## DIRECTIONS
Write only the number of lines holding the string "Глава".
** START RECORDS SUPPLIED **
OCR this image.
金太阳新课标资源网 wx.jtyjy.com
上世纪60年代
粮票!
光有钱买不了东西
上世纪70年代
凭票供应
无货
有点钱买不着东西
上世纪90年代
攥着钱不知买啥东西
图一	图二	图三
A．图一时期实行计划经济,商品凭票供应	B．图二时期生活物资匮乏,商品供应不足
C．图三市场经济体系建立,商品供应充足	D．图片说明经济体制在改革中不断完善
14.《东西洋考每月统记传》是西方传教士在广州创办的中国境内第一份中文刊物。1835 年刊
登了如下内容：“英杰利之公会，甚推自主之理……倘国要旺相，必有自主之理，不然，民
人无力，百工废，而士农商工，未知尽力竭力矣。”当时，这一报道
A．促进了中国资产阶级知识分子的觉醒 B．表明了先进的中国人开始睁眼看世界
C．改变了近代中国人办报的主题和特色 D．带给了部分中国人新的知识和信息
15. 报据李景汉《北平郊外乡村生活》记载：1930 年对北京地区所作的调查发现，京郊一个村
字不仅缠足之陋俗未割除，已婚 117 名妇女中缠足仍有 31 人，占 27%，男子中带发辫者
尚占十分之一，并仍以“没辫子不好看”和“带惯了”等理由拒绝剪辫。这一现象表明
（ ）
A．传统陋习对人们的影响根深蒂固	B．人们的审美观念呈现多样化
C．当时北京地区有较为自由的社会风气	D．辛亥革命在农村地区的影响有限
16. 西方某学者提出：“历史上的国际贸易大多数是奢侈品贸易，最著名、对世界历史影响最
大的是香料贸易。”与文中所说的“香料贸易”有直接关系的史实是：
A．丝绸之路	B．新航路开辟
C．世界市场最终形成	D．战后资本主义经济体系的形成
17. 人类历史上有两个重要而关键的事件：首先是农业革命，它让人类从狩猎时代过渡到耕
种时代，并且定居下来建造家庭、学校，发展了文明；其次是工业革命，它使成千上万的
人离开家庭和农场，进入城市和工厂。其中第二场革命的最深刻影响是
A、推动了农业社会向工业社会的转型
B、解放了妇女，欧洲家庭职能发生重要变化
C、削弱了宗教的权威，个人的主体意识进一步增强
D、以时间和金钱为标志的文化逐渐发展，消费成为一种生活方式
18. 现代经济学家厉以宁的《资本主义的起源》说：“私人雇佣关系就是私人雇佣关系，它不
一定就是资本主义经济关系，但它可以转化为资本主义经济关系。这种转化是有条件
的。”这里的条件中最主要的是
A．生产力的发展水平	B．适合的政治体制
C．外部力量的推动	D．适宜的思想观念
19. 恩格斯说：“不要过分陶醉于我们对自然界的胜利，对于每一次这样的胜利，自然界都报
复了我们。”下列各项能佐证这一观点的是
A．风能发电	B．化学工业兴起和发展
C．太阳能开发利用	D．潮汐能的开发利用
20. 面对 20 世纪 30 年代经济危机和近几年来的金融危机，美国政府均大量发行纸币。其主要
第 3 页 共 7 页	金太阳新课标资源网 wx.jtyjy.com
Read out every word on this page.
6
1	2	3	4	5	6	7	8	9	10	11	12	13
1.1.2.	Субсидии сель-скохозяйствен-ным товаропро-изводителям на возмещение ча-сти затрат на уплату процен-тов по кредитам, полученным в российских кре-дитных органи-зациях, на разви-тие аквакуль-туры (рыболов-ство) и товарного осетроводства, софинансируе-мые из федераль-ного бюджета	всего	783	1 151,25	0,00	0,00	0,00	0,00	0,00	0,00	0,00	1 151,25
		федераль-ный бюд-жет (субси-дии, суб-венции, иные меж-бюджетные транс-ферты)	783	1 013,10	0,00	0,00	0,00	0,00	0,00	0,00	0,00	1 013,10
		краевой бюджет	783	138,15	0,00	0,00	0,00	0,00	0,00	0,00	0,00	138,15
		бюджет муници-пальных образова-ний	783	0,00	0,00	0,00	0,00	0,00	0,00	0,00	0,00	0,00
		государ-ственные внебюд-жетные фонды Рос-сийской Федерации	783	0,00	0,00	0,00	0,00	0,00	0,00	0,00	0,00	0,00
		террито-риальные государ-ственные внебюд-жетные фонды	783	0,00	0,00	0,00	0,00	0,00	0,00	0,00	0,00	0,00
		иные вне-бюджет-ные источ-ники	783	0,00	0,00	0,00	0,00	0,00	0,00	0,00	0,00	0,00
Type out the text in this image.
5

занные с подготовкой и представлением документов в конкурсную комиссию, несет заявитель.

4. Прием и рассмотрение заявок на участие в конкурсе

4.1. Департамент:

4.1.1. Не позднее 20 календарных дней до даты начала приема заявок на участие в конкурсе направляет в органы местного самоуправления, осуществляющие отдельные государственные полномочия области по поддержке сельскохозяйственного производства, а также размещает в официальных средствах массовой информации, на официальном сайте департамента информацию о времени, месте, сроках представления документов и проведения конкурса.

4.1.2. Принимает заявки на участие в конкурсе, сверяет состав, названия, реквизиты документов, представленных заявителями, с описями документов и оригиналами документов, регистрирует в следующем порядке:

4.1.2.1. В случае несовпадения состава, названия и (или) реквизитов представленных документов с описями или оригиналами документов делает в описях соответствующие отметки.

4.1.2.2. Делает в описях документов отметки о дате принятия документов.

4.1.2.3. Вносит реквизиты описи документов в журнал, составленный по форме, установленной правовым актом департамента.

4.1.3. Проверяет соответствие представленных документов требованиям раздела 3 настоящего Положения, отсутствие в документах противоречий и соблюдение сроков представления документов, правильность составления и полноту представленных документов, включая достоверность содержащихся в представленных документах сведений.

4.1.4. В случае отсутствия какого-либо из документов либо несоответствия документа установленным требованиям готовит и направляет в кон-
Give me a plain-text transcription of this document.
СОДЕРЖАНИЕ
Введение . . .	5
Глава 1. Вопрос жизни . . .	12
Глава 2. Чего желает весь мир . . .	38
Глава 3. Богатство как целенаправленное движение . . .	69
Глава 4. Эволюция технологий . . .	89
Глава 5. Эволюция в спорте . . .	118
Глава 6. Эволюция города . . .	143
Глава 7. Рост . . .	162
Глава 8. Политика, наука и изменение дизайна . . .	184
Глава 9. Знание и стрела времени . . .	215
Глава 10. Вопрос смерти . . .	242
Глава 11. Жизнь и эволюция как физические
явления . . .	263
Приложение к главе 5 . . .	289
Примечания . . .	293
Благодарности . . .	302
** END RECORDS SUPPLIED **
## RIGHT ANSWER
11